Given exercise:
Exact repetition of every entry is required.

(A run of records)
◆ ◆ ◆
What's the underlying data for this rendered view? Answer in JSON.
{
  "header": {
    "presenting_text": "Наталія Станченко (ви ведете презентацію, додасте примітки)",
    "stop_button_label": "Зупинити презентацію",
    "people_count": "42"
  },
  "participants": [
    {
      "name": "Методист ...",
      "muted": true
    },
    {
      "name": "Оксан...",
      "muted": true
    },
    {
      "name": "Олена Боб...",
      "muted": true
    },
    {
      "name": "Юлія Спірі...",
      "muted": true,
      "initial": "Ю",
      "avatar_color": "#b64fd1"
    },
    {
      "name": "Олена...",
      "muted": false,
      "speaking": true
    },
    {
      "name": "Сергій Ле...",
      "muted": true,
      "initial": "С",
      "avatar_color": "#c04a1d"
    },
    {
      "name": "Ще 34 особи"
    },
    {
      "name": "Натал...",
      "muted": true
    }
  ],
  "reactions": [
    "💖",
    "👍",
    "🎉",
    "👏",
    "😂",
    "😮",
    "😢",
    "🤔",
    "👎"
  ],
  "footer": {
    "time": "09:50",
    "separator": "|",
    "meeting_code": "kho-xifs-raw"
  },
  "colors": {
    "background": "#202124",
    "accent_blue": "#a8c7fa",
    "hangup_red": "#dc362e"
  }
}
◆ ◆ ◆
Output of the task:
What's the underlying data for this rendered view? Answer in JSON.
{
  "header": {
    "presenting_text": "Наталія Станченко (ви ведете презентацію, додасте примітки)",
    "stop_button_label": "Зупинити презентацію",
    "people_count": "42"
  },
  "participants": [
    {
      "name": "Методист ...",
      "muted": true
    },
    {
      "name": "Оксан...",
      "muted": true
    },
    {
      "name": "Олена Боб...",
      "muted": true
    },
    {
      "name": "Юлія Спірі...",
      "muted": true,
      "initial": "Ю",
      "avatar_color": "#b64fd1"
    },
    {
      "name": "Олена...",
      "muted": false,
      "speaking": true
    },
    {
      "name": "Сергій Ле...",
      "muted": true,
      "initial": "С",
      "avatar_color": "#c04a1d"
    },
    {
      "name": "Ще 34 особи"
    },
    {
      "name": "Натал...",
      "muted": true
    }
  ],
  "reactions": [
    "💖",
    "👍",
    "🎉",
    "👏",
    "😂",
    "😮",
    "😢",
    "🤔",
    "👎"
  ],
  "footer": {
    "time": "09:50",
    "separator": "|",
    "meeting_code": "kho-xifs-raw"
  },
  "colors": {
    "background": "#202124",
    "accent_blue": "#a8c7fa",
    "hangup_red": "#dc362e"
  }
}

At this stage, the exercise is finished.